:: Aim of the exercise ::
Each entry below must be repeated word for word.

(Source data)
## Start

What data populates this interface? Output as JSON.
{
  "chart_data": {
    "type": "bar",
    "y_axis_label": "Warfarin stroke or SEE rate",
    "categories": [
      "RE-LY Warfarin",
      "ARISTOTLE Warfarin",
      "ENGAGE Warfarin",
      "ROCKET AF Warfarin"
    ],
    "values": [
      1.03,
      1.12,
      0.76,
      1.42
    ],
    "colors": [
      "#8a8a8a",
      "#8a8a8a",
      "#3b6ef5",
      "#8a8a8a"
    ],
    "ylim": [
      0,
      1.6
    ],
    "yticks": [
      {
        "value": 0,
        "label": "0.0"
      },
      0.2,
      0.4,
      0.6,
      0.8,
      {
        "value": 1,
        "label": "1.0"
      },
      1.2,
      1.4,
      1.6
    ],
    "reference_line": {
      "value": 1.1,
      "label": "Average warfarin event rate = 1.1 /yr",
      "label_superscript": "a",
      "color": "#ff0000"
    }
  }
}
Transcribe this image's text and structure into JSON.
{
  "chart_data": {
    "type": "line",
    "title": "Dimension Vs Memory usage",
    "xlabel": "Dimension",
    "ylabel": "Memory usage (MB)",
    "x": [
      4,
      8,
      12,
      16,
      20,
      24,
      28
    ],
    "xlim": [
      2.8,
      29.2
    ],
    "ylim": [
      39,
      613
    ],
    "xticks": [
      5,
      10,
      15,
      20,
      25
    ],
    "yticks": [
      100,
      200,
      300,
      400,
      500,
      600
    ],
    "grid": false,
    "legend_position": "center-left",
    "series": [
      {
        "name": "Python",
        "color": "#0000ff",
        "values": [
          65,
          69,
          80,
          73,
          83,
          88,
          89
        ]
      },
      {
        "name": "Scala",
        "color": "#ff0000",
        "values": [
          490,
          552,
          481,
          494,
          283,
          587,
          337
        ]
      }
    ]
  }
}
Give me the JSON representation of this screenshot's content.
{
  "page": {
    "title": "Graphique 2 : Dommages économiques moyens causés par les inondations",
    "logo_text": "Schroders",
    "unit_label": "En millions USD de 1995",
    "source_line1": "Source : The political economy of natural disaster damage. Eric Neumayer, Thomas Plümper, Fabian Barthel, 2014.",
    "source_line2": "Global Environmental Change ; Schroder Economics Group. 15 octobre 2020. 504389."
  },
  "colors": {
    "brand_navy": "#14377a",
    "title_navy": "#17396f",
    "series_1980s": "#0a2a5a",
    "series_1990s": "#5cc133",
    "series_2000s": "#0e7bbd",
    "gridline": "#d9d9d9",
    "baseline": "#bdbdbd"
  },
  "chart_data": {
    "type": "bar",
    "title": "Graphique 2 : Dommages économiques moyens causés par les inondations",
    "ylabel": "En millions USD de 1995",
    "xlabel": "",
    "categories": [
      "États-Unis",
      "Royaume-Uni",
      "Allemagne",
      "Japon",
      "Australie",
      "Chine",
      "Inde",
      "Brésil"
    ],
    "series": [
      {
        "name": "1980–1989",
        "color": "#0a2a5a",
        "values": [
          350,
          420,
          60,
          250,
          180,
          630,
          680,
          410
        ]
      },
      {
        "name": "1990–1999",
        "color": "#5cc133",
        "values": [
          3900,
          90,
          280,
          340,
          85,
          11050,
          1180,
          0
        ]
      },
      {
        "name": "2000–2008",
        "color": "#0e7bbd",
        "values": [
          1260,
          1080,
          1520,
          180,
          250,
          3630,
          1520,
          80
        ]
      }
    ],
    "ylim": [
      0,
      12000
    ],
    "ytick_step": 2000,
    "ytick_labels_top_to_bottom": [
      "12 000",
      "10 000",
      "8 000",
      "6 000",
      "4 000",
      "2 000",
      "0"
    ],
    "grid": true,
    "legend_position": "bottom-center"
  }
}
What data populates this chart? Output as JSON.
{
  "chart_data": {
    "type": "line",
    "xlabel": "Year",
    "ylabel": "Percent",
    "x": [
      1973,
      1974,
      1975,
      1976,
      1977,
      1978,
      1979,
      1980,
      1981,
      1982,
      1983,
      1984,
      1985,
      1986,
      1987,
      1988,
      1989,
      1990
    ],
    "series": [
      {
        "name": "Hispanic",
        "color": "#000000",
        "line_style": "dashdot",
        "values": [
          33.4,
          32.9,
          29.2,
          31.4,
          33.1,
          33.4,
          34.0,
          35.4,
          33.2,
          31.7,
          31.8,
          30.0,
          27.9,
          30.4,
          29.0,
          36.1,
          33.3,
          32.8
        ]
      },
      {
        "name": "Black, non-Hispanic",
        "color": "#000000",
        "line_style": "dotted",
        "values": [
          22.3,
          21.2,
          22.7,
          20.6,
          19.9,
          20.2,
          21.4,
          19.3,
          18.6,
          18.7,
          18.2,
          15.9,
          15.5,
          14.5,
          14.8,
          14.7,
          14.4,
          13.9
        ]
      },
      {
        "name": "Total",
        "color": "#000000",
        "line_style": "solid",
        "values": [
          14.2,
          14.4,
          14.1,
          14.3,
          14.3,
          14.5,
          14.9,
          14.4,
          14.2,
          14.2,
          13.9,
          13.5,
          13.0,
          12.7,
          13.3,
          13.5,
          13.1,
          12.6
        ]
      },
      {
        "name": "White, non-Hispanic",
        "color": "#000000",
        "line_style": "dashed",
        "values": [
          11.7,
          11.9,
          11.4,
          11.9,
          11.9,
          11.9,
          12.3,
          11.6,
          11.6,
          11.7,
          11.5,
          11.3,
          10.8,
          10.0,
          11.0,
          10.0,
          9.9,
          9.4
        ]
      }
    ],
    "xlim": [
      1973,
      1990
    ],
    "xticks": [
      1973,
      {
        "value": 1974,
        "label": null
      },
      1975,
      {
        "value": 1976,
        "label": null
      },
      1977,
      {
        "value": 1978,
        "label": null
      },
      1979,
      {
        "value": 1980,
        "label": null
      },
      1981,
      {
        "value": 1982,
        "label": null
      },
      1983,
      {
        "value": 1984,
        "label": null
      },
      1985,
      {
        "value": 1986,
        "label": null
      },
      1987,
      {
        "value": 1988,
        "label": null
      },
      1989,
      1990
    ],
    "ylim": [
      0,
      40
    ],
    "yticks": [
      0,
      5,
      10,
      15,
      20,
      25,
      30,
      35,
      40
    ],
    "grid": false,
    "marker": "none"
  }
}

## End

:: Complete response ::
What data populates this interface? Output as JSON.
{
  "chart_data": {
    "type": "bar",
    "y_axis_label": "Warfarin stroke or SEE rate",
    "categories": [
      "RE-LY Warfarin",
      "ARISTOTLE Warfarin",
      "ENGAGE Warfarin",
      "ROCKET AF Warfarin"
    ],
    "values": [
      1.03,
      1.12,
      0.76,
      1.42
    ],
    "colors": [
      "#8a8a8a",
      "#8a8a8a",
      "#3b6ef5",
      "#8a8a8a"
    ],
    "ylim": [
      0,
      1.6
    ],
    "yticks": [
      {
        "value": 0,
        "label": "0.0"
      },
      0.2,
      0.4,
      0.6,
      0.8,
      {
        "value": 1,
        "label": "1.0"
      },
      1.2,
      1.4,
      1.6
    ],
    "reference_line": {
      "value": 1.1,
      "label": "Average warfarin event rate = 1.1 /yr",
      "label_superscript": "a",
      "color": "#ff0000"
    }
  }
}
Transcribe this image's text and structure into JSON.
{
  "chart_data": {
    "type": "line",
    "title": "Dimension Vs Memory usage",
    "xlabel": "Dimension",
    "ylabel": "Memory usage (MB)",
    "x": [
      4,
      8,
      12,
      16,
      20,
      24,
      28
    ],
    "xlim": [
      2.8,
      29.2
    ],
    "ylim": [
      39,
      613
    ],
    "xticks": [
      5,
      10,
      15,
      20,
      25
    ],
    "yticks": [
      100,
      200,
      300,
      400,
      500,
      600
    ],
    "grid": false,
    "legend_position": "center-left",
    "series": [
      {
        "name": "Python",
        "color": "#0000ff",
        "values": [
          65,
          69,
          80,
          73,
          83,
          88,
          89
        ]
      },
      {
        "name": "Scala",
        "color": "#ff0000",
        "values": [
          490,
          552,
          481,
          494,
          283,
          587,
          337
        ]
      }
    ]
  }
}
Give me the JSON representation of this screenshot's content.
{
  "page": {
    "title": "Graphique 2 : Dommages économiques moyens causés par les inondations",
    "logo_text": "Schroders",
    "unit_label": "En millions USD de 1995",
    "source_line1": "Source : The political economy of natural disaster damage. Eric Neumayer, Thomas Plümper, Fabian Barthel, 2014.",
    "source_line2": "Global Environmental Change ; Schroder Economics Group. 15 octobre 2020. 504389."
  },
  "colors": {
    "brand_navy": "#14377a",
    "title_navy": "#17396f",
    "series_1980s": "#0a2a5a",
    "series_1990s": "#5cc133",
    "series_2000s": "#0e7bbd",
    "gridline": "#d9d9d9",
    "baseline": "#bdbdbd"
  },
  "chart_data": {
    "type": "bar",
    "title": "Graphique 2 : Dommages économiques moyens causés par les inondations",
    "ylabel": "En millions USD de 1995",
    "xlabel": "",
    "categories": [
      "États-Unis",
      "Royaume-Uni",
      "Allemagne",
      "Japon",
      "Australie",
      "Chine",
      "Inde",
      "Brésil"
    ],
    "series": [
      {
        "name": "1980–1989",
        "color": "#0a2a5a",
        "values": [
          350,
          420,
          60,
          250,
          180,
          630,
          680,
          410
        ]
      },
      {
        "name": "1990–1999",
        "color": "#5cc133",
        "values": [
          3900,
          90,
          280,
          340,
          85,
          11050,
          1180,
          0
        ]
      },
      {
        "name": "2000–2008",
        "color": "#0e7bbd",
        "values": [
          1260,
          1080,
          1520,
          180,
          250,
          3630,
          1520,
          80
        ]
      }
    ],
    "ylim": [
      0,
      12000
    ],
    "ytick_step": 2000,
    "ytick_labels_top_to_bottom": [
      "12 000",
      "10 000",
      "8 000",
      "6 000",
      "4 000",
      "2 000",
      "0"
    ],
    "grid": true,
    "legend_position": "bottom-center"
  }
}
What data populates this chart? Output as JSON.
{
  "chart_data": {
    "type": "line",
    "xlabel": "Year",
    "ylabel": "Percent",
    "x": [
      1973,
      1974,
      1975,
      1976,
      1977,
      1978,
      1979,
      1980,
      1981,
      1982,
      1983,
      1984,
      1985,
      1986,
      1987,
      1988,
      1989,
      1990
    ],
    "series": [
      {
        "name": "Hispanic",
        "color": "#000000",
        "line_style": "dashdot",
        "values": [
          33.4,
          32.9,
          29.2,
          31.4,
          33.1,
          33.4,
          34.0,
          35.4,
          33.2,
          31.7,
          31.8,
          30.0,
          27.9,
          30.4,
          29.0,
          36.1,
          33.3,
          32.8
        ]
      },
      {
        "name": "Black, non-Hispanic",
        "color": "#000000",
        "line_style": "dotted",
        "values": [
          22.3,
          21.2,
          22.7,
          20.6,
          19.9,
          20.2,
          21.4,
          19.3,
          18.6,
          18.7,
          18.2,
          15.9,
          15.5,
          14.5,
          14.8,
          14.7,
          14.4,
          13.9
        ]
      },
      {
        "name": "Total",
        "color": "#000000",
        "line_style": "solid",
        "values": [
          14.2,
          14.4,
          14.1,
          14.3,
          14.3,
          14.5,
          14.9,
          14.4,
          14.2,
          14.2,
          13.9,
          13.5,
          13.0,
          12.7,
          13.3,
          13.5,
          13.1,
          12.6
        ]
      },
      {
        "name": "White, non-Hispanic",
        "color": "#000000",
        "line_style": "dashed",
        "values": [
          11.7,
          11.9,
          11.4,
          11.9,
          11.9,
          11.9,
          12.3,
          11.6,
          11.6,
          11.7,
          11.5,
          11.3,
          10.8,
          10.0,
          11.0,
          10.0,
          9.9,
          9.4
        ]
      }
    ],
    "xlim": [
      1973,
      1990
    ],
    "xticks": [
      1973,
      {
        "value": 1974,
        "label": null
      },
      1975,
      {
        "value": 1976,
        "label": null
      },
      1977,
      {
        "value": 1978,
        "label": null
      },
      1979,
      {
        "value": 1980,
        "label": null
      },
      1981,
      {
        "value": 1982,
        "label": null
      },
      1983,
      {
        "value": 1984,
        "label": null
      },
      1985,
      {
        "value": 1986,
        "label": null
      },
      1987,
      {
        "value": 1988,
        "label": null
      },
      1989,
      1990
    ],
    "ylim": [
      0,
      40
    ],
    "yticks": [
      0,
      5,
      10,
      15,
      20,
      25,
      30,
      35,
      40
    ],
    "grid": false,
    "marker": "none"
  }
}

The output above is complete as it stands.